Action item
From the first entry to the last, copy everything exactly except the pictures.

Supplied data
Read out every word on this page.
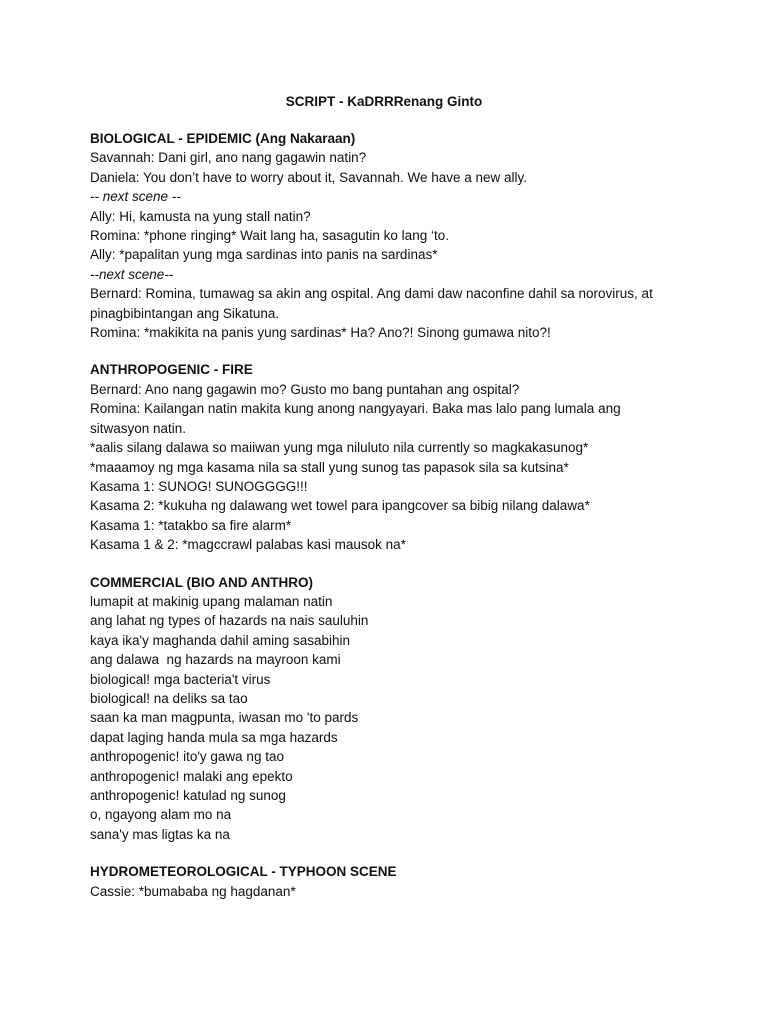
SCRIPT - KaDRRRenang Ginto
BIOLOGICAL - EPIDEMIC (Ang Nakaraan)
Savannah: Dani girl, ano nang gagawin natin?
Daniela: You don’t have to worry about it, Savannah. We have a new ally.
-- next scene --
Ally: Hi, kamusta na yung stall natin?
Romina: *phone ringing* Wait lang ha, sasagutin ko lang ‘to.
Ally: *papalitan yung mga sardinas into panis na sardinas*
--next scene--
Bernard: Romina, tumawag sa akin ang ospital. Ang dami daw naconfine dahil sa norovirus, at
pinagbibintangan ang Sikatuna.
Romina: *makikita na panis yung sardinas* Ha? Ano?! Sinong gumawa nito?!
ANTHROPOGENIC - FIRE
Bernard: Ano nang gagawin mo? Gusto mo bang puntahan ang ospital?
Romina: Kailangan natin makita kung anong nangyayari. Baka mas lalo pang lumala ang
sitwasyon natin.
*aalis silang dalawa so maiiwan yung mga niluluto nila currently so magkakasunog*
*maaamoy ng mga kasama nila sa stall yung sunog tas papasok sila sa kutsina*
Kasama 1: SUNOG! SUNOGGGG!!!
Kasama 2: *kukuha ng dalawang wet towel para ipangcover sa bibig nilang dalawa*
Kasama 1: *tatakbo sa fire alarm*
Kasama 1 & 2: *magccrawl palabas kasi mausok na*
COMMERCIAL (BIO AND ANTHRO)
lumapit at makinig upang malaman natin
ang lahat ng types of hazards na nais sauluhin
kaya ika'y maghanda dahil aming sasabihin
ang dalawa  ng hazards na mayroon kami
biological! mga bacteria't virus
biological! na deliks sa tao
saan ka man magpunta, iwasan mo 'to pards
dapat laging handa mula sa mga hazards
anthropogenic! ito'y gawa ng tao
anthropogenic! malaki ang epekto
anthropogenic! katulad ng sunog
o, ngayong alam mo na
sana'y mas ligtas ka na
HYDROMETEOROLOGICAL - TYPHOON SCENE
Cassie: *bumababa ng hagdanan*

Output for this exercise
Read out every word on this page.
SCRIPT - KaDRRRenang Ginto
BIOLOGICAL - EPIDEMIC (Ang Nakaraan)
Savannah: Dani girl, ano nang gagawin natin?
Daniela: You don’t have to worry about it, Savannah. We have a new ally.
-- next scene --
Ally: Hi, kamusta na yung stall natin?
Romina: *phone ringing* Wait lang ha, sasagutin ko lang ‘to.
Ally: *papalitan yung mga sardinas into panis na sardinas*
--next scene--
Bernard: Romina, tumawag sa akin ang ospital. Ang dami daw naconfine dahil sa norovirus, at
pinagbibintangan ang Sikatuna.
Romina: *makikita na panis yung sardinas* Ha? Ano?! Sinong gumawa nito?!
ANTHROPOGENIC - FIRE
Bernard: Ano nang gagawin mo? Gusto mo bang puntahan ang ospital?
Romina: Kailangan natin makita kung anong nangyayari. Baka mas lalo pang lumala ang
sitwasyon natin.
*aalis silang dalawa so maiiwan yung mga niluluto nila currently so magkakasunog*
*maaamoy ng mga kasama nila sa stall yung sunog tas papasok sila sa kutsina*
Kasama 1: SUNOG! SUNOGGGG!!!
Kasama 2: *kukuha ng dalawang wet towel para ipangcover sa bibig nilang dalawa*
Kasama 1: *tatakbo sa fire alarm*
Kasama 1 & 2: *magccrawl palabas kasi mausok na*
COMMERCIAL (BIO AND ANTHRO)
lumapit at makinig upang malaman natin
ang lahat ng types of hazards na nais sauluhin
kaya ika'y maghanda dahil aming sasabihin
ang dalawa  ng hazards na mayroon kami
biological! mga bacteria't virus
biological! na deliks sa tao
saan ka man magpunta, iwasan mo 'to pards
dapat laging handa mula sa mga hazards
anthropogenic! ito'y gawa ng tao
anthropogenic! malaki ang epekto
anthropogenic! katulad ng sunog
o, ngayong alam mo na
sana'y mas ligtas ka na
HYDROMETEOROLOGICAL - TYPHOON SCENE
Cassie: *bumababa ng hagdanan*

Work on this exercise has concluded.